## WHAT YOU NEED TO DO
Show all lines holding "text".

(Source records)
————————

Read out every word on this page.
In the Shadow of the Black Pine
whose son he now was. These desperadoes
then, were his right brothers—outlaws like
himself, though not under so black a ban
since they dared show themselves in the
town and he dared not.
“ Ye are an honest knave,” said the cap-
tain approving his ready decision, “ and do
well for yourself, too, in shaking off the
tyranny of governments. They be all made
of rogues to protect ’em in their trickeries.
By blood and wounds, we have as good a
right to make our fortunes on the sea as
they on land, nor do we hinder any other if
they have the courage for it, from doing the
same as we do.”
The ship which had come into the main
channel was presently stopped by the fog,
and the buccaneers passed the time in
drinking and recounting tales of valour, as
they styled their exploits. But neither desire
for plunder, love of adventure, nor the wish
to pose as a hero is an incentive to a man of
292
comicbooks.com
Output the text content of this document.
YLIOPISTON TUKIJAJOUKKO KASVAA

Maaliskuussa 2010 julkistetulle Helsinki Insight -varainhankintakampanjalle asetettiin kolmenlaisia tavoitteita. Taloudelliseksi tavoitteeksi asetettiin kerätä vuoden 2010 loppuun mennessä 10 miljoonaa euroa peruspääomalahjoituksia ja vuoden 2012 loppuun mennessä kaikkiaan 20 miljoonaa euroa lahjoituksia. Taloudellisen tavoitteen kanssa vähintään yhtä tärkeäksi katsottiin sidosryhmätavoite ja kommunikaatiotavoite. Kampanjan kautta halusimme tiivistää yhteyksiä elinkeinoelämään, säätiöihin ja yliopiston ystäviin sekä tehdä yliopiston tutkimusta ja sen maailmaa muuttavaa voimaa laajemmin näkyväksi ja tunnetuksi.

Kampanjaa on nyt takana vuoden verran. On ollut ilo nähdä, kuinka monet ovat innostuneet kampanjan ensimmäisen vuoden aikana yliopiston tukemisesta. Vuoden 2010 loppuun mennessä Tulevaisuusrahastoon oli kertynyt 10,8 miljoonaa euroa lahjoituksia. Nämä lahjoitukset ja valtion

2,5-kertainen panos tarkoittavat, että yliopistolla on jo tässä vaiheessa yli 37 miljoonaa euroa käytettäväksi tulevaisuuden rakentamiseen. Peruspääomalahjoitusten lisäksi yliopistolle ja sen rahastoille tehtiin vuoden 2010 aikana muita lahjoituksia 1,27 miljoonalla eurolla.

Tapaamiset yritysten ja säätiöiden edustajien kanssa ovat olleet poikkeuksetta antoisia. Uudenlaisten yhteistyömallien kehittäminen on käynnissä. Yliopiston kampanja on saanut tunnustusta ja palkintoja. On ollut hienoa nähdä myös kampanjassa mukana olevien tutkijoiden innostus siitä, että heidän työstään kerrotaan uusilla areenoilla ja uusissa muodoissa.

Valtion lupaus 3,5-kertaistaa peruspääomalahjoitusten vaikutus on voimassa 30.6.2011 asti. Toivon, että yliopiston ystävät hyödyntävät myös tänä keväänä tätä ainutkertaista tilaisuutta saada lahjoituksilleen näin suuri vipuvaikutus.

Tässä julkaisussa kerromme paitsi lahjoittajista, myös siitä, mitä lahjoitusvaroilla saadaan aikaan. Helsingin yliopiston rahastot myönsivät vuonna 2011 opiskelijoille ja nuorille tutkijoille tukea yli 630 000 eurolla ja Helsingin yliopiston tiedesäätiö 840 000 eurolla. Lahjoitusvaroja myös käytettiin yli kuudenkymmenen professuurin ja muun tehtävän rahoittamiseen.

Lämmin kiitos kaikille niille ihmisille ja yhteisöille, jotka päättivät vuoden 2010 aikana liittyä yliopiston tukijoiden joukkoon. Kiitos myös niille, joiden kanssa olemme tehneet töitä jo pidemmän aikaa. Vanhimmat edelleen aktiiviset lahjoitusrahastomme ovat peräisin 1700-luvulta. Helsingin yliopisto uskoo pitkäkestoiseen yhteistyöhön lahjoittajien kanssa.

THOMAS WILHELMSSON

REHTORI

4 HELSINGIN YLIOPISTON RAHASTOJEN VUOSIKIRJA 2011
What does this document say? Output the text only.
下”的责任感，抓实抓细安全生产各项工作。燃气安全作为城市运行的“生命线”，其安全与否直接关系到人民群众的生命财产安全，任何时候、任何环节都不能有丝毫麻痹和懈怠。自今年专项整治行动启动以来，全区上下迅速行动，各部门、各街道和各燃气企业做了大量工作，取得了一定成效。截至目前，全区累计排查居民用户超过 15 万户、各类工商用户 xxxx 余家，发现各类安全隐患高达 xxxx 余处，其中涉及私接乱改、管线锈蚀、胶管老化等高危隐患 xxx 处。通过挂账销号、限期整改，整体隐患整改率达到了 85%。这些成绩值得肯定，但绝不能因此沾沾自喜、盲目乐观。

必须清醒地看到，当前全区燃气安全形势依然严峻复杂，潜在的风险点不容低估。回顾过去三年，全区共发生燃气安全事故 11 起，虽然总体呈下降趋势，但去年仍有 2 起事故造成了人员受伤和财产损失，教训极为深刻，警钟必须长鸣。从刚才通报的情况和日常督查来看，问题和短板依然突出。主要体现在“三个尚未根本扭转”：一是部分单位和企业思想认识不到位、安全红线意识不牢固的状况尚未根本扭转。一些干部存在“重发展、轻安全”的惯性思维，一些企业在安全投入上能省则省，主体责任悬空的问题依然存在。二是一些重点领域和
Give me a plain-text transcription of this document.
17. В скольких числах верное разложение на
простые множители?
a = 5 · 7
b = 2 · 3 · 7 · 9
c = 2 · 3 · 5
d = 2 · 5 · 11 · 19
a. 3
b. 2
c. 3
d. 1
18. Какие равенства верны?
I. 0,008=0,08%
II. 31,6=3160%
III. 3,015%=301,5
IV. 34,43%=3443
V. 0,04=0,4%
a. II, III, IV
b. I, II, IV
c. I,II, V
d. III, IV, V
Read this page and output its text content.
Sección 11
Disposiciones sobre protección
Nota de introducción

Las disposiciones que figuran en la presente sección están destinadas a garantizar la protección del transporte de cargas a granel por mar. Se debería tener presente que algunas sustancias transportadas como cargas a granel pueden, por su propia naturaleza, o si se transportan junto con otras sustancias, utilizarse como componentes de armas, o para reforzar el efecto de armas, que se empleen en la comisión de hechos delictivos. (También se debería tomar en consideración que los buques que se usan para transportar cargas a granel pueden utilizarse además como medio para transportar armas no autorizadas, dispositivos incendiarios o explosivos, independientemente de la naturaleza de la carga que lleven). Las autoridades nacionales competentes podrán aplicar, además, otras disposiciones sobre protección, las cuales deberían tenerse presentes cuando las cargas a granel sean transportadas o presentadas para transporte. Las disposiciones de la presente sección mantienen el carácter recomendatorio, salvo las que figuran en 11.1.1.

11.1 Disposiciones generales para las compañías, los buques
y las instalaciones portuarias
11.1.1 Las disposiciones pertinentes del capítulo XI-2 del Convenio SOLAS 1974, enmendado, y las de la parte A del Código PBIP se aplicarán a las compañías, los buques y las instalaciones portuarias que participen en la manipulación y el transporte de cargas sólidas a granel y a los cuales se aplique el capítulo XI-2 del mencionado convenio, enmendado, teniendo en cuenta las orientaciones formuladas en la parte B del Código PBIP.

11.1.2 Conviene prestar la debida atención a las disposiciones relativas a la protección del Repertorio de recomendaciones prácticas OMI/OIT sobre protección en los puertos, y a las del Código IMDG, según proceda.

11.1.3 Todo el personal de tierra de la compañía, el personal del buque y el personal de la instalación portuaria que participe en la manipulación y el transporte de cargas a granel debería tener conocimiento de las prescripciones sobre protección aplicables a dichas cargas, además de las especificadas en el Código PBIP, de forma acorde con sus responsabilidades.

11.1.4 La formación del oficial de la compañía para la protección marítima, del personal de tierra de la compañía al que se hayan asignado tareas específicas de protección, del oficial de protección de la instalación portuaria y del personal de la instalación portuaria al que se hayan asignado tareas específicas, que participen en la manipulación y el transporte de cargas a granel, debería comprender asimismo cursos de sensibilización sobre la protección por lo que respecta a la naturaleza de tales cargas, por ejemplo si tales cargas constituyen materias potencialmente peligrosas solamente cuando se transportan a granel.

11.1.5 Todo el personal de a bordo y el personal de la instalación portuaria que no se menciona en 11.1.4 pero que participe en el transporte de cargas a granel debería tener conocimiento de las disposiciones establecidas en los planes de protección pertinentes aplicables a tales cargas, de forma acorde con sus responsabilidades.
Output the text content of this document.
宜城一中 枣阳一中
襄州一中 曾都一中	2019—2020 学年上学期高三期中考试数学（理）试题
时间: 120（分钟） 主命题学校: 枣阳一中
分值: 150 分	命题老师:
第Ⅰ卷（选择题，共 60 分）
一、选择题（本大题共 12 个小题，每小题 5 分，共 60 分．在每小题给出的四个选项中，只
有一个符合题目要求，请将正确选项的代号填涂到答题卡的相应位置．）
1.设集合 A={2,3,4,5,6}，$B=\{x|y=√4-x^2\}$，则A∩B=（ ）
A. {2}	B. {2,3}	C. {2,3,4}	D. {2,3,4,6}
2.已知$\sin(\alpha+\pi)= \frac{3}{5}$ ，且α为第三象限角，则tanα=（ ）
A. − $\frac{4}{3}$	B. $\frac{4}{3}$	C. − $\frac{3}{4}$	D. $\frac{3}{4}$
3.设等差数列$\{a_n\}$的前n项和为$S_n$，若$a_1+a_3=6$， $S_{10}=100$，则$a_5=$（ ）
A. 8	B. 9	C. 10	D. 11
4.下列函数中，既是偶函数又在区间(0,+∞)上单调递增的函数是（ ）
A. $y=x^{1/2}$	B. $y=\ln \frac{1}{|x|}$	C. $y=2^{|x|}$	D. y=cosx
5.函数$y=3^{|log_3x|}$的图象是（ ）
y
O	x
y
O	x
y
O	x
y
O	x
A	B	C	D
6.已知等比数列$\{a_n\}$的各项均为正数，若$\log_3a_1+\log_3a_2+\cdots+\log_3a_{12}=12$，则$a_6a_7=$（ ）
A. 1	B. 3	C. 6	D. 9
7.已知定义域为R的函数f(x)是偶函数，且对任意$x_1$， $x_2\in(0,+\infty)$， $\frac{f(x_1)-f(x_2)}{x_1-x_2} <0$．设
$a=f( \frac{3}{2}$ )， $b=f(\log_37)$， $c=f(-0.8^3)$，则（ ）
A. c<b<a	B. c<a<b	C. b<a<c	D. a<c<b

————————

## EXERCISE RESPONSE
Output the text content of this document.
What does this document say? Output the text only.
Give me a plain-text transcription of this document.
Read this page and output its text content.
Output the text content of this document.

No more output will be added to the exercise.